REQUIRED TASK
Answer with one number: how many lines have "active".

======== RECORD EXCERPTS

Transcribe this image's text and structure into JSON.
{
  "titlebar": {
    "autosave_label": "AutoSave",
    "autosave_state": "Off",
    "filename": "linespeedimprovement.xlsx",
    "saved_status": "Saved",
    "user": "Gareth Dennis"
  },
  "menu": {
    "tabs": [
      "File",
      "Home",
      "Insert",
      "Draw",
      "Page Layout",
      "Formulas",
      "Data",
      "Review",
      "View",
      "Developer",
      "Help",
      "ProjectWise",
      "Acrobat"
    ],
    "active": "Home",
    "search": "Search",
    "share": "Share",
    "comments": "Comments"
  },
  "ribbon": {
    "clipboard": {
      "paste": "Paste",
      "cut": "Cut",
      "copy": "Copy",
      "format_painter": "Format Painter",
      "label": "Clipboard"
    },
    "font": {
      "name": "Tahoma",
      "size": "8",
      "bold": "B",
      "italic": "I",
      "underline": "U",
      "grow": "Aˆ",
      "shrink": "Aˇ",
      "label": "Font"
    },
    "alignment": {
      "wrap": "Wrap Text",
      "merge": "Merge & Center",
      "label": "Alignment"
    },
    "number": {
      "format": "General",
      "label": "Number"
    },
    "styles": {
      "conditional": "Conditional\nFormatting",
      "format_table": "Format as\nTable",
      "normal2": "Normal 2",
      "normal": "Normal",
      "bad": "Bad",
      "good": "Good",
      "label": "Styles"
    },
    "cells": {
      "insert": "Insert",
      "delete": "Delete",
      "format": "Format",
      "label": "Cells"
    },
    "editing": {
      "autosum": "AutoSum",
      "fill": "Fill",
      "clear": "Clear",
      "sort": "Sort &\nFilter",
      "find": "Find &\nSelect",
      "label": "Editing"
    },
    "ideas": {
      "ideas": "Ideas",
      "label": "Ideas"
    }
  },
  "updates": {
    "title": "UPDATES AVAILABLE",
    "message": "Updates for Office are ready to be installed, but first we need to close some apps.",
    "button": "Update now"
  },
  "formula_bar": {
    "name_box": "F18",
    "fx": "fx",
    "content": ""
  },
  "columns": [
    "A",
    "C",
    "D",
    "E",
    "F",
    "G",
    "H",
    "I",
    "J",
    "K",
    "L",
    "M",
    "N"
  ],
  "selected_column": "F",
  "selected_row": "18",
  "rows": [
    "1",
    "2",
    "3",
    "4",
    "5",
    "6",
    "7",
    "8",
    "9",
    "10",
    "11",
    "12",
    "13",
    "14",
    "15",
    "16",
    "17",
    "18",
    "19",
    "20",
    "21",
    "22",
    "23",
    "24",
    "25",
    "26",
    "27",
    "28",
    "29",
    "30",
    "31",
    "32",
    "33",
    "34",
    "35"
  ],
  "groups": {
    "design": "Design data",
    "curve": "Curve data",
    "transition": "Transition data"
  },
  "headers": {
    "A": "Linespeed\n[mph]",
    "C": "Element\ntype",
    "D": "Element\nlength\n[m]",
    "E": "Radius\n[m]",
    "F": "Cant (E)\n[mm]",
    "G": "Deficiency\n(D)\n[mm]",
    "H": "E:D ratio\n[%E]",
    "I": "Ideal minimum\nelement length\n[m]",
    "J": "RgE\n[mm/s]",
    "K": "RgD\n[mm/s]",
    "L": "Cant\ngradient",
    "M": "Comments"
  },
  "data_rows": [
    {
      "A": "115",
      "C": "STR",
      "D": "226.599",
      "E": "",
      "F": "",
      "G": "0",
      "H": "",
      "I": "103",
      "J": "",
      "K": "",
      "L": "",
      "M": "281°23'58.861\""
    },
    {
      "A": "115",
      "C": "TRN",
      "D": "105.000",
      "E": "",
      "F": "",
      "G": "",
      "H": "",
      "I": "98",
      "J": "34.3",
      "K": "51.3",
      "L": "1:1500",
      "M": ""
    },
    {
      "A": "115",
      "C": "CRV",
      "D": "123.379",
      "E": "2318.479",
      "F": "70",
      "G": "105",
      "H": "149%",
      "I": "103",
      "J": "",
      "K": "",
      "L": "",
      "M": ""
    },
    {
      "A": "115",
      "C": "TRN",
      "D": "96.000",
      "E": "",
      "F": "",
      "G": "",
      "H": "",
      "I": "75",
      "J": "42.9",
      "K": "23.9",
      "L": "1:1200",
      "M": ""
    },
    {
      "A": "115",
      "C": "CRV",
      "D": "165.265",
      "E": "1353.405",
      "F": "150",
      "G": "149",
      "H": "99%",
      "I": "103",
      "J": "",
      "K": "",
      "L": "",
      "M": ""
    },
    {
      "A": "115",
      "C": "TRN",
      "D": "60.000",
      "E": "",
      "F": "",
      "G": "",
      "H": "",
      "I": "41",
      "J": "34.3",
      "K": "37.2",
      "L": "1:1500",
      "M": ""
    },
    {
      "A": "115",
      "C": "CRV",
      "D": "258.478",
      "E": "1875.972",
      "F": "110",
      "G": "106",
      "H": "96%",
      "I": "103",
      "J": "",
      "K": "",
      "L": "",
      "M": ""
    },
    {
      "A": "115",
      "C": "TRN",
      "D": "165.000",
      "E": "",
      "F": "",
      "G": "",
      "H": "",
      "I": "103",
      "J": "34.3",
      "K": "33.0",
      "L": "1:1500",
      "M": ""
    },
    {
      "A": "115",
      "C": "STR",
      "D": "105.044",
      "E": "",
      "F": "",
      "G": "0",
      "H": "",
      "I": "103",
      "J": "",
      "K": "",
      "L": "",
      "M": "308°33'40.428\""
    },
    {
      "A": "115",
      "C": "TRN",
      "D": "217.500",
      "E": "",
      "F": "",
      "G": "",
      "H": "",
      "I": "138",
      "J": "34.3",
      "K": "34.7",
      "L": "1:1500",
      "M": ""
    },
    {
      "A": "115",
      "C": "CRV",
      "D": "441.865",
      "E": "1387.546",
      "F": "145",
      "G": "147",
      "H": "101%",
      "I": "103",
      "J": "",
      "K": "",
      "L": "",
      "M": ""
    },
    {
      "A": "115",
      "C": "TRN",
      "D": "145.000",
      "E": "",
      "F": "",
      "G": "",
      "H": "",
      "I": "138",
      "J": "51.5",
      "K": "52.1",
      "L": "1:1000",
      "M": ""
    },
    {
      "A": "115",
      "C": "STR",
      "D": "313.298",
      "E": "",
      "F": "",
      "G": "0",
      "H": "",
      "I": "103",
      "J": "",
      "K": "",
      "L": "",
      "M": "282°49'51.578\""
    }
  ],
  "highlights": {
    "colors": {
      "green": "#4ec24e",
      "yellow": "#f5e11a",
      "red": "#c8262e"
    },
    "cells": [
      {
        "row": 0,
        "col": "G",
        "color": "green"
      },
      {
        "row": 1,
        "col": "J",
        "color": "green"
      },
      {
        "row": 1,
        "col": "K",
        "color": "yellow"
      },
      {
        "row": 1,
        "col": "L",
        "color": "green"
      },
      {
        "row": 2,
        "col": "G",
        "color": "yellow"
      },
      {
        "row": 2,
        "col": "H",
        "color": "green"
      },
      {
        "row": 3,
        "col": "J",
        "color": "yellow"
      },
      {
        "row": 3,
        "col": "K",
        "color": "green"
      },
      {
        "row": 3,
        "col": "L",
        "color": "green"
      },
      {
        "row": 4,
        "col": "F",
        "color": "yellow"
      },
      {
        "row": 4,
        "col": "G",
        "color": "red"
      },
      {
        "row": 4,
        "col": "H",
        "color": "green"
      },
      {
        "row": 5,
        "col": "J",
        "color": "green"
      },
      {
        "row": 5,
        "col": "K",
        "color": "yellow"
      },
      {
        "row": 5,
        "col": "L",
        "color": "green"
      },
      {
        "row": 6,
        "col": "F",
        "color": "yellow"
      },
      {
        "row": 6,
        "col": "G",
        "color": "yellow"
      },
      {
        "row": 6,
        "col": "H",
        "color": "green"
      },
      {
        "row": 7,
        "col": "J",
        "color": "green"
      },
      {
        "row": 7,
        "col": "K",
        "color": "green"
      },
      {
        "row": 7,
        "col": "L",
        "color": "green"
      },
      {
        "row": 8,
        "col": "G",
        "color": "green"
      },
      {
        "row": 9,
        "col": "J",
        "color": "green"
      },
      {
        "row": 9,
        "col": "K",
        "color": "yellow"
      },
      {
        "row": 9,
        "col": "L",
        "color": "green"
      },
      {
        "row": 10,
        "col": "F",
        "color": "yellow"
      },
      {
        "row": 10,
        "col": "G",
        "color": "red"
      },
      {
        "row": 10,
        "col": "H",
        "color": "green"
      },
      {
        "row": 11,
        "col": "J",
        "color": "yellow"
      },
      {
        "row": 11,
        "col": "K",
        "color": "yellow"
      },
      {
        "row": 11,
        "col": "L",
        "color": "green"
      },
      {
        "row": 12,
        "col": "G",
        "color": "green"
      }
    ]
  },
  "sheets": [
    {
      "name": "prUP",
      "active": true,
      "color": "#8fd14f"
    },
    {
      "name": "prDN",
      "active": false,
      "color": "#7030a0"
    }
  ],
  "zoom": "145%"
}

================

ANSWER
3